=== Data to use ===

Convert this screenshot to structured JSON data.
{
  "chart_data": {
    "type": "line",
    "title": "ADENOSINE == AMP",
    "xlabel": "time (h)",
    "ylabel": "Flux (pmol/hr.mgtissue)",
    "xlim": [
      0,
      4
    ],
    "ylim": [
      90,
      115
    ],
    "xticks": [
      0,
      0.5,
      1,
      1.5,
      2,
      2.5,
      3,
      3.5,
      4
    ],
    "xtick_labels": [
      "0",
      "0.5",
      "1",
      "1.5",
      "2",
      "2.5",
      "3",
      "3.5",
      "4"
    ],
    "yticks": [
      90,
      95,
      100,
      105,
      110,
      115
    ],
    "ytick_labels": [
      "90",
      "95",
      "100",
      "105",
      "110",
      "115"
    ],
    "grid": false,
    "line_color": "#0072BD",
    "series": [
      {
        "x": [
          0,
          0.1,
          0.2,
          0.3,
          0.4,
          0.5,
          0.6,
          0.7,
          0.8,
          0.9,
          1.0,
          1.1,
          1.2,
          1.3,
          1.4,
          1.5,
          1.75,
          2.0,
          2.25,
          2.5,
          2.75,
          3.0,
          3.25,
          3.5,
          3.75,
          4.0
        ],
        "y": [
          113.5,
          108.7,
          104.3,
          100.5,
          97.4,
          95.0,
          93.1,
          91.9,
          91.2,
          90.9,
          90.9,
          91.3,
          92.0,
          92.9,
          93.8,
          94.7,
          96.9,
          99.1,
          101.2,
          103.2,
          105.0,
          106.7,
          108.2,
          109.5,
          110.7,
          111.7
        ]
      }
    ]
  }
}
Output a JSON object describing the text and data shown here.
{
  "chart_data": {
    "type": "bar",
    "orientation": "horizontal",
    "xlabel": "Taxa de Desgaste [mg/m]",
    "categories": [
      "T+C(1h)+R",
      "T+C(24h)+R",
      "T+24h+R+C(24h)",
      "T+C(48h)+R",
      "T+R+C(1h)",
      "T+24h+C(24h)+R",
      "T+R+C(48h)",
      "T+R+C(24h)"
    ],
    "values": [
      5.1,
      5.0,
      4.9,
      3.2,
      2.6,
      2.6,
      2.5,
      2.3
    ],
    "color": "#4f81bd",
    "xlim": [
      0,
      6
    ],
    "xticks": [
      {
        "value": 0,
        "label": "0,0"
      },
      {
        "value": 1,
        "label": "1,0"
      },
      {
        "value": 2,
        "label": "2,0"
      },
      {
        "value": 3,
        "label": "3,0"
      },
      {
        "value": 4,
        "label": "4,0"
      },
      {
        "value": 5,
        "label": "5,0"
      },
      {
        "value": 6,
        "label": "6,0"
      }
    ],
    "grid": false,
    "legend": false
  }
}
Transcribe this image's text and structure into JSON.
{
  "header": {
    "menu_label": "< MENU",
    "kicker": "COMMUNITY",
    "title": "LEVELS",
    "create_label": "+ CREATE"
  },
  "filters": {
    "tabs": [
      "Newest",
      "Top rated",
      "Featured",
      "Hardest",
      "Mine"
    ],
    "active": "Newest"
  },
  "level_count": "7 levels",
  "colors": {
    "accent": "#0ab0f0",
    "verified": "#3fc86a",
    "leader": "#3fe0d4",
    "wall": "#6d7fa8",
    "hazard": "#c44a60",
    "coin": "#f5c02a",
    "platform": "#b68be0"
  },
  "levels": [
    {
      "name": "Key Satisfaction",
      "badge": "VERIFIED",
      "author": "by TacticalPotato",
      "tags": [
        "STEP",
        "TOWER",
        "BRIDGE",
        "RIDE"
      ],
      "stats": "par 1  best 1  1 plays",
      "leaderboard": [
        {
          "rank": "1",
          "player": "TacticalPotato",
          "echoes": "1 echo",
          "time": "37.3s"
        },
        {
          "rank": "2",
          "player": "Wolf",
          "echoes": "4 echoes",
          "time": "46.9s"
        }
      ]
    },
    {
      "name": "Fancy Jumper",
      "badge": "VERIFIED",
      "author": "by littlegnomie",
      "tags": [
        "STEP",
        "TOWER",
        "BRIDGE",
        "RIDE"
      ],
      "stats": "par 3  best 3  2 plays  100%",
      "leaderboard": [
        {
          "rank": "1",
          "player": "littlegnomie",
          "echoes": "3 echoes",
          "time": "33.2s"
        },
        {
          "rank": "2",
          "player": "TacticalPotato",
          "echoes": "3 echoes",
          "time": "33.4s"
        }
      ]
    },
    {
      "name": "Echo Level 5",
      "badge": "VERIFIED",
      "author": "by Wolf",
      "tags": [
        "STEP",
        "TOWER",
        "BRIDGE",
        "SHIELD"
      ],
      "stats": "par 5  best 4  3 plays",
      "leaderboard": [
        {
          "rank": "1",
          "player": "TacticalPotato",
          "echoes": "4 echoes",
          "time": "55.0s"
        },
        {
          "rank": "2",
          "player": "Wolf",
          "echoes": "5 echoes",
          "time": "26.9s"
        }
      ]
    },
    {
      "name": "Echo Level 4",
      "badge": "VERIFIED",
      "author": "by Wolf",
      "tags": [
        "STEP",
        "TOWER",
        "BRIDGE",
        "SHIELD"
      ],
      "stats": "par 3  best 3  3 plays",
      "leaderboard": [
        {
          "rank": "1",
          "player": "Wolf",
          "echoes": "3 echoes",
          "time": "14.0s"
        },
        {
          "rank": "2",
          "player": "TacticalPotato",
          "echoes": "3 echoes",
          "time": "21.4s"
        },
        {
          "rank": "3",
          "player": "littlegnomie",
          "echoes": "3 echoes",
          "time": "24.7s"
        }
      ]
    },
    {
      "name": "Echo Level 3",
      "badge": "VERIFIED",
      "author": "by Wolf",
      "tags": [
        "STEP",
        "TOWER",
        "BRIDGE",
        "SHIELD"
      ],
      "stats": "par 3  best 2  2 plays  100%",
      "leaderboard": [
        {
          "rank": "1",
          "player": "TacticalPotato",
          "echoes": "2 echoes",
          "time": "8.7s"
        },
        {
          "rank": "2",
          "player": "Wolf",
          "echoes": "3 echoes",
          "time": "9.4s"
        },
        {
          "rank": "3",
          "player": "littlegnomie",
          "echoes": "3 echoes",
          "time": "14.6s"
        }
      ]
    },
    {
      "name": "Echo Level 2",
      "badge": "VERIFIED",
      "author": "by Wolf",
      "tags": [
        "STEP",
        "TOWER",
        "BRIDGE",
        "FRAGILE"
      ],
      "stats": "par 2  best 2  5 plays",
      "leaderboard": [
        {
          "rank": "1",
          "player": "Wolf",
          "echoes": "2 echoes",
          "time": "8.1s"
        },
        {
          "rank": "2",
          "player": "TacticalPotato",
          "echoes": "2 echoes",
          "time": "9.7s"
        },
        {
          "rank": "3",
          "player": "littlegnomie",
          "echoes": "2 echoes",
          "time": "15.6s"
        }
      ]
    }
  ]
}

===

Required work:
Copy each line of the records that contains the word "stats".

Result:
      "stats": "par 1  best 1  1 plays",
      "stats": "par 3  best 3  2 plays  100%",
      "stats": "par 5  best 4  3 plays",
      "stats": "par 3  best 3  3 plays",
      "stats": "par 3  best 2  2 plays  100%",
      "stats": "par 2  best 2  5 plays",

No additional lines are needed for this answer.